Stored data entries:
⟨

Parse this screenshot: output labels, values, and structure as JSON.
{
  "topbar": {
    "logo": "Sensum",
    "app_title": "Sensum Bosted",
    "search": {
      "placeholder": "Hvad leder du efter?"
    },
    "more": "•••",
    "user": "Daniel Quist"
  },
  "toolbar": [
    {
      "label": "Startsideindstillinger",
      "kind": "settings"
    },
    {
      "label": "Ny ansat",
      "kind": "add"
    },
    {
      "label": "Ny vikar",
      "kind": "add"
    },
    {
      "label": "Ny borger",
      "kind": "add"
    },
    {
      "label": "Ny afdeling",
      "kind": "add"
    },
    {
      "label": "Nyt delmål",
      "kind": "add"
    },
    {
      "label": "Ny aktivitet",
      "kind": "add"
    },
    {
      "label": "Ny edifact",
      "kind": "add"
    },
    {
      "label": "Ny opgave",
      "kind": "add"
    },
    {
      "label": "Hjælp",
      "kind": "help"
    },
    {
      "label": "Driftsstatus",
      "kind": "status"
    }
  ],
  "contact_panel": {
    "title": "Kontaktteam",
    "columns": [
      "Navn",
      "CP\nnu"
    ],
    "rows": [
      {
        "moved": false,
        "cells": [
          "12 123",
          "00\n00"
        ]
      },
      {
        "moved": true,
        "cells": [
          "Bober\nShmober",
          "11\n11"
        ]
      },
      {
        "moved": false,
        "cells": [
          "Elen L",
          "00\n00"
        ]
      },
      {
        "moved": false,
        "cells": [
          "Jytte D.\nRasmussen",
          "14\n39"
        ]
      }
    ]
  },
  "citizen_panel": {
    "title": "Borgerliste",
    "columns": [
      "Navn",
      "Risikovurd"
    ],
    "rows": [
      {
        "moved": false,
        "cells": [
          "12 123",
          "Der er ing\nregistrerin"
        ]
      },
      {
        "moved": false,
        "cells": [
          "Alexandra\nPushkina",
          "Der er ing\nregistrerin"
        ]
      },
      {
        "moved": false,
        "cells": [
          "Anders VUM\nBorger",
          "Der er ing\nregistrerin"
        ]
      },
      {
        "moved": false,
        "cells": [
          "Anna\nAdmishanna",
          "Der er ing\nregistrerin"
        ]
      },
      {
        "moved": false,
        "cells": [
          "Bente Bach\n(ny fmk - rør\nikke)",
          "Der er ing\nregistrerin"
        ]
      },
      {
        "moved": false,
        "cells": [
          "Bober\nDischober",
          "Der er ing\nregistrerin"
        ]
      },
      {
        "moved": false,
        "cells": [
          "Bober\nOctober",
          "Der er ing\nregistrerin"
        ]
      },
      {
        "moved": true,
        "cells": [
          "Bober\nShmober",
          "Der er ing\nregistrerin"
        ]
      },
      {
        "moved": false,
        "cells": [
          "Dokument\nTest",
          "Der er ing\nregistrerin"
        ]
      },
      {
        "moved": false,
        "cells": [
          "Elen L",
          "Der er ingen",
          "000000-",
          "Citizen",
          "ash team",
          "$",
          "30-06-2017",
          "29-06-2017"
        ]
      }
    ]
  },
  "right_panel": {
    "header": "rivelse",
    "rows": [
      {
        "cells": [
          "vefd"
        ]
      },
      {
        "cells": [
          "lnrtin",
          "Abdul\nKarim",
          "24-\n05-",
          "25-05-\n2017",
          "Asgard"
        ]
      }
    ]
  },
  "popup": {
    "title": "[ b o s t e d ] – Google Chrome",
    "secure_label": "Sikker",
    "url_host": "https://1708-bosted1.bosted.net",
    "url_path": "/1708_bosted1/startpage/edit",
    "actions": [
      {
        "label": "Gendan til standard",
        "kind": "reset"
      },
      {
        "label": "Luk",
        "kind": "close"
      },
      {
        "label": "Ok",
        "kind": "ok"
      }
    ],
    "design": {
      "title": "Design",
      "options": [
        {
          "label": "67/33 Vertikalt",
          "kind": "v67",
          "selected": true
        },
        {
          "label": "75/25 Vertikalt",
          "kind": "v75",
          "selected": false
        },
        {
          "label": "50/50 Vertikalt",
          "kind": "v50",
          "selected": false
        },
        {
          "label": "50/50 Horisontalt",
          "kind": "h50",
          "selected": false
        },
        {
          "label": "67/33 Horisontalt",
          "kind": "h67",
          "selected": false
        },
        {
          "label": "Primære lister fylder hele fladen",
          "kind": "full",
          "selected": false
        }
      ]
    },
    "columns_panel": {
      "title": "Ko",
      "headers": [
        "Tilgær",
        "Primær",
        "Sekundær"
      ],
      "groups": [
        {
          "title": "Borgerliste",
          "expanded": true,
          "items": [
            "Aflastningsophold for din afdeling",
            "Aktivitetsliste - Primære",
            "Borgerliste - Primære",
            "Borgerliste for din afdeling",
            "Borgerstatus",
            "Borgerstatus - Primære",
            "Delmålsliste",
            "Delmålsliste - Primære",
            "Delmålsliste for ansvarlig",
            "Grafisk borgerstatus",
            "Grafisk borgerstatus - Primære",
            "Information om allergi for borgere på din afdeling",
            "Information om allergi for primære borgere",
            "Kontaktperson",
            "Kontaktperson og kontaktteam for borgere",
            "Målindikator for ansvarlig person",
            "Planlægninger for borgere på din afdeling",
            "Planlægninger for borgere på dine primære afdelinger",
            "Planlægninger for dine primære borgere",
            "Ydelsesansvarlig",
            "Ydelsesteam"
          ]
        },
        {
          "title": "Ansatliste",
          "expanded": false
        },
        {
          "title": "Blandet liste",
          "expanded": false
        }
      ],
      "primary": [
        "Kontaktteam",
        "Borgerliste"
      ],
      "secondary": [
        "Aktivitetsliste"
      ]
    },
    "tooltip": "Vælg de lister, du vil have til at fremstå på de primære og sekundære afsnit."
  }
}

⟩

EXERCISE: Print the material above once more, exactly.

RESPONSE TO THIS TASK:
Parse this screenshot: output labels, values, and structure as JSON.
{
  "topbar": {
    "logo": "Sensum",
    "app_title": "Sensum Bosted",
    "search": {
      "placeholder": "Hvad leder du efter?"
    },
    "more": "•••",
    "user": "Daniel Quist"
  },
  "toolbar": [
    {
      "label": "Startsideindstillinger",
      "kind": "settings"
    },
    {
      "label": "Ny ansat",
      "kind": "add"
    },
    {
      "label": "Ny vikar",
      "kind": "add"
    },
    {
      "label": "Ny borger",
      "kind": "add"
    },
    {
      "label": "Ny afdeling",
      "kind": "add"
    },
    {
      "label": "Nyt delmål",
      "kind": "add"
    },
    {
      "label": "Ny aktivitet",
      "kind": "add"
    },
    {
      "label": "Ny edifact",
      "kind": "add"
    },
    {
      "label": "Ny opgave",
      "kind": "add"
    },
    {
      "label": "Hjælp",
      "kind": "help"
    },
    {
      "label": "Driftsstatus",
      "kind": "status"
    }
  ],
  "contact_panel": {
    "title": "Kontaktteam",
    "columns": [
      "Navn",
      "CP\nnu"
    ],
    "rows": [
      {
        "moved": false,
        "cells": [
          "12 123",
          "00\n00"
        ]
      },
      {
        "moved": true,
        "cells": [
          "Bober\nShmober",
          "11\n11"
        ]
      },
      {
        "moved": false,
        "cells": [
          "Elen L",
          "00\n00"
        ]
      },
      {
        "moved": false,
        "cells": [
          "Jytte D.\nRasmussen",
          "14\n39"
        ]
      }
    ]
  },
  "citizen_panel": {
    "title": "Borgerliste",
    "columns": [
      "Navn",
      "Risikovurd"
    ],
    "rows": [
      {
        "moved": false,
        "cells": [
          "12 123",
          "Der er ing\nregistrerin"
        ]
      },
      {
        "moved": false,
        "cells": [
          "Alexandra\nPushkina",
          "Der er ing\nregistrerin"
        ]
      },
      {
        "moved": false,
        "cells": [
          "Anders VUM\nBorger",
          "Der er ing\nregistrerin"
        ]
      },
      {
        "moved": false,
        "cells": [
          "Anna\nAdmishanna",
          "Der er ing\nregistrerin"
        ]
      },
      {
        "moved": false,
        "cells": [
          "Bente Bach\n(ny fmk - rør\nikke)",
          "Der er ing\nregistrerin"
        ]
      },
      {
        "moved": false,
        "cells": [
          "Bober\nDischober",
          "Der er ing\nregistrerin"
        ]
      },
      {
        "moved": false,
        "cells": [
          "Bober\nOctober",
          "Der er ing\nregistrerin"
        ]
      },
      {
        "moved": true,
        "cells": [
          "Bober\nShmober",
          "Der er ing\nregistrerin"
        ]
      },
      {
        "moved": false,
        "cells": [
          "Dokument\nTest",
          "Der er ing\nregistrerin"
        ]
      },
      {
        "moved": false,
        "cells": [
          "Elen L",
          "Der er ingen",
          "000000-",
          "Citizen",
          "ash team",
          "$",
          "30-06-2017",
          "29-06-2017"
        ]
      }
    ]
  },
  "right_panel": {
    "header": "rivelse",
    "rows": [
      {
        "cells": [
          "vefd"
        ]
      },
      {
        "cells": [
          "lnrtin",
          "Abdul\nKarim",
          "24-\n05-",
          "25-05-\n2017",
          "Asgard"
        ]
      }
    ]
  },
  "popup": {
    "title": "[ b o s t e d ] – Google Chrome",
    "secure_label": "Sikker",
    "url_host": "https://1708-bosted1.bosted.net",
    "url_path": "/1708_bosted1/startpage/edit",
    "actions": [
      {
        "label": "Gendan til standard",
        "kind": "reset"
      },
      {
        "label": "Luk",
        "kind": "close"
      },
      {
        "label": "Ok",
        "kind": "ok"
      }
    ],
    "design": {
      "title": "Design",
      "options": [
        {
          "label": "67/33 Vertikalt",
          "kind": "v67",
          "selected": true
        },
        {
          "label": "75/25 Vertikalt",
          "kind": "v75",
          "selected": false
        },
        {
          "label": "50/50 Vertikalt",
          "kind": "v50",
          "selected": false
        },
        {
          "label": "50/50 Horisontalt",
          "kind": "h50",
          "selected": false
        },
        {
          "label": "67/33 Horisontalt",
          "kind": "h67",
          "selected": false
        },
        {
          "label": "Primære lister fylder hele fladen",
          "kind": "full",
          "selected": false
        }
      ]
    },
    "columns_panel": {
      "title": "Ko",
      "headers": [
        "Tilgær",
        "Primær",
        "Sekundær"
      ],
      "groups": [
        {
          "title": "Borgerliste",
          "expanded": true,
          "items": [
            "Aflastningsophold for din afdeling",
            "Aktivitetsliste - Primære",
            "Borgerliste - Primære",
            "Borgerliste for din afdeling",
            "Borgerstatus",
            "Borgerstatus - Primære",
            "Delmålsliste",
            "Delmålsliste - Primære",
            "Delmålsliste for ansvarlig",
            "Grafisk borgerstatus",
            "Grafisk borgerstatus - Primære",
            "Information om allergi for borgere på din afdeling",
            "Information om allergi for primære borgere",
            "Kontaktperson",
            "Kontaktperson og kontaktteam for borgere",
            "Målindikator for ansvarlig person",
            "Planlægninger for borgere på din afdeling",
            "Planlægninger for borgere på dine primære afdelinger",
            "Planlægninger for dine primære borgere",
            "Ydelsesansvarlig",
            "Ydelsesteam"
          ]
        },
        {
          "title": "Ansatliste",
          "expanded": false
        },
        {
          "title": "Blandet liste",
          "expanded": false
        }
      ],
      "primary": [
        "Kontaktteam",
        "Borgerliste"
      ],
      "secondary": [
        "Aktivitetsliste"
      ]
    },
    "tooltip": "Vælg de lister, du vil have til at fremstå på de primære og sekundære afsnit."
  }
}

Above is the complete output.